::: Material shown :::

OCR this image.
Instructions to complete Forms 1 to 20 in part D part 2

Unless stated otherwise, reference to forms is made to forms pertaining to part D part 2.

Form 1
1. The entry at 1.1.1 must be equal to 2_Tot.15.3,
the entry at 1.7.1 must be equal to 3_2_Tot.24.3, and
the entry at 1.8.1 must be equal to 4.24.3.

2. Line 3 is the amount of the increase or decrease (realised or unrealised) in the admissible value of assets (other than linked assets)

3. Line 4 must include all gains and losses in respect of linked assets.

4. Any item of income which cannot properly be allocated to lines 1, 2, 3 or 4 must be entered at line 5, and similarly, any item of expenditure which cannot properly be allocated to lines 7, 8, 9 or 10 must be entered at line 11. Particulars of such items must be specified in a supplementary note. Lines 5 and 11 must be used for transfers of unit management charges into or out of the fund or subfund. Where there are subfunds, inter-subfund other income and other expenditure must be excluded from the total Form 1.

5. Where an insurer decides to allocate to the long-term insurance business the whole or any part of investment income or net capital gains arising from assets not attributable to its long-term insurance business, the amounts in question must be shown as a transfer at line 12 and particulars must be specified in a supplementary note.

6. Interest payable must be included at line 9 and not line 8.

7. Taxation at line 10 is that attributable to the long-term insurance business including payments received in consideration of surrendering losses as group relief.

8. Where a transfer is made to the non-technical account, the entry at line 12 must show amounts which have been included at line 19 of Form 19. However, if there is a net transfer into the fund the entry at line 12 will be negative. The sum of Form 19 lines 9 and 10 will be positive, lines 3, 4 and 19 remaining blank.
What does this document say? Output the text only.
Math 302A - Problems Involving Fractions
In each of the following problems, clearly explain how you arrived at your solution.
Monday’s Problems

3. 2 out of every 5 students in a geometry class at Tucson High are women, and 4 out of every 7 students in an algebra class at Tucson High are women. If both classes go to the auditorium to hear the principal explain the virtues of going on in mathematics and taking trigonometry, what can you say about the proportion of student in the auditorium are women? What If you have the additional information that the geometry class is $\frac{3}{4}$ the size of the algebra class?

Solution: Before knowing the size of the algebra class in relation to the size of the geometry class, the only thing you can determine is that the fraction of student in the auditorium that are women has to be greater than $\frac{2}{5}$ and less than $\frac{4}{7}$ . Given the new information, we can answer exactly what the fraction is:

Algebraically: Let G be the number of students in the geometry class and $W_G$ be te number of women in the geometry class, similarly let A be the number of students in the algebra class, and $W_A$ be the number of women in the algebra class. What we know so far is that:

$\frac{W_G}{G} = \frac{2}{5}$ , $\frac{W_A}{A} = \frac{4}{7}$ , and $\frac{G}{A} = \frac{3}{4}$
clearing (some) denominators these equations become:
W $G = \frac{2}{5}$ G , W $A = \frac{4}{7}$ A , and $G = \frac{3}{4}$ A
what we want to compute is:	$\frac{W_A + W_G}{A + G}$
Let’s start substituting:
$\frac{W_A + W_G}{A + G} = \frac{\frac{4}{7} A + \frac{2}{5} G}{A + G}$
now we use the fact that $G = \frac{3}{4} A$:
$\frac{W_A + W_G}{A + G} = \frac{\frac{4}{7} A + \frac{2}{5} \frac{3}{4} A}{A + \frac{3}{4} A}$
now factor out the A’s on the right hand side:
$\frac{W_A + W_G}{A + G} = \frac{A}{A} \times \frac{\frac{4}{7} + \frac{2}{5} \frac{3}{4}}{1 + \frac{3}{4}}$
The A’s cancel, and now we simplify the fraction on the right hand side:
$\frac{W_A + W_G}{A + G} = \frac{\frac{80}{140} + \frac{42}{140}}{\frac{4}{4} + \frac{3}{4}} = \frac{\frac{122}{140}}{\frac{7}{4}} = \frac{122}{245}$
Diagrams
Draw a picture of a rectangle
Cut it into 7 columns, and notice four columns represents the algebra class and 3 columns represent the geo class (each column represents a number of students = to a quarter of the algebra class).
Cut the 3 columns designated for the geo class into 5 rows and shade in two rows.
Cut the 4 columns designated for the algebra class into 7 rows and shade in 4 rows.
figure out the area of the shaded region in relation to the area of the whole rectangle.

:::

= Goal =
Copy every line of the records word for word.

= Final result =
OCR this image.
Instructions to complete Forms 1 to 20 in part D part 2

Unless stated otherwise, reference to forms is made to forms pertaining to part D part 2.

Form 1
1. The entry at 1.1.1 must be equal to 2_Tot.15.3,
the entry at 1.7.1 must be equal to 3_2_Tot.24.3, and
the entry at 1.8.1 must be equal to 4.24.3.

2. Line 3 is the amount of the increase or decrease (realised or unrealised) in the admissible value of assets (other than linked assets)

3. Line 4 must include all gains and losses in respect of linked assets.

4. Any item of income which cannot properly be allocated to lines 1, 2, 3 or 4 must be entered at line 5, and similarly, any item of expenditure which cannot properly be allocated to lines 7, 8, 9 or 10 must be entered at line 11. Particulars of such items must be specified in a supplementary note. Lines 5 and 11 must be used for transfers of unit management charges into or out of the fund or subfund. Where there are subfunds, inter-subfund other income and other expenditure must be excluded from the total Form 1.

5. Where an insurer decides to allocate to the long-term insurance business the whole or any part of investment income or net capital gains arising from assets not attributable to its long-term insurance business, the amounts in question must be shown as a transfer at line 12 and particulars must be specified in a supplementary note.

6. Interest payable must be included at line 9 and not line 8.

7. Taxation at line 10 is that attributable to the long-term insurance business including payments received in consideration of surrendering losses as group relief.

8. Where a transfer is made to the non-technical account, the entry at line 12 must show amounts which have been included at line 19 of Form 19. However, if there is a net transfer into the fund the entry at line 12 will be negative. The sum of Form 19 lines 9 and 10 will be positive, lines 3, 4 and 19 remaining blank.
What does this document say? Output the text only.
Math 302A - Problems Involving Fractions
In each of the following problems, clearly explain how you arrived at your solution.
Monday’s Problems

3. 2 out of every 5 students in a geometry class at Tucson High are women, and 4 out of every 7 students in an algebra class at Tucson High are women. If both classes go to the auditorium to hear the principal explain the virtues of going on in mathematics and taking trigonometry, what can you say about the proportion of student in the auditorium are women? What If you have the additional information that the geometry class is $\frac{3}{4}$ the size of the algebra class?

Solution: Before knowing the size of the algebra class in relation to the size of the geometry class, the only thing you can determine is that the fraction of student in the auditorium that are women has to be greater than $\frac{2}{5}$ and less than $\frac{4}{7}$ . Given the new information, we can answer exactly what the fraction is:

Algebraically: Let G be the number of students in the geometry class and $W_G$ be te number of women in the geometry class, similarly let A be the number of students in the algebra class, and $W_A$ be the number of women in the algebra class. What we know so far is that:

$\frac{W_G}{G} = \frac{2}{5}$ , $\frac{W_A}{A} = \frac{4}{7}$ , and $\frac{G}{A} = \frac{3}{4}$
clearing (some) denominators these equations become:
W $G = \frac{2}{5}$ G , W $A = \frac{4}{7}$ A , and $G = \frac{3}{4}$ A
what we want to compute is:	$\frac{W_A + W_G}{A + G}$
Let’s start substituting:
$\frac{W_A + W_G}{A + G} = \frac{\frac{4}{7} A + \frac{2}{5} G}{A + G}$
now we use the fact that $G = \frac{3}{4} A$:
$\frac{W_A + W_G}{A + G} = \frac{\frac{4}{7} A + \frac{2}{5} \frac{3}{4} A}{A + \frac{3}{4} A}$
now factor out the A’s on the right hand side:
$\frac{W_A + W_G}{A + G} = \frac{A}{A} \times \frac{\frac{4}{7} + \frac{2}{5} \frac{3}{4}}{1 + \frac{3}{4}}$
The A’s cancel, and now we simplify the fraction on the right hand side:
$\frac{W_A + W_G}{A + G} = \frac{\frac{80}{140} + \frac{42}{140}}{\frac{4}{4} + \frac{3}{4}} = \frac{\frac{122}{140}}{\frac{7}{4}} = \frac{122}{245}$
Diagrams
Draw a picture of a rectangle
Cut it into 7 columns, and notice four columns represents the algebra class and 3 columns represent the geo class (each column represents a number of students = to a quarter of the algebra class).
Cut the 3 columns designated for the geo class into 5 rows and shade in two rows.
Cut the 4 columns designated for the algebra class into 7 rows and shade in 4 rows.
figure out the area of the shaded region in relation to the area of the whole rectangle.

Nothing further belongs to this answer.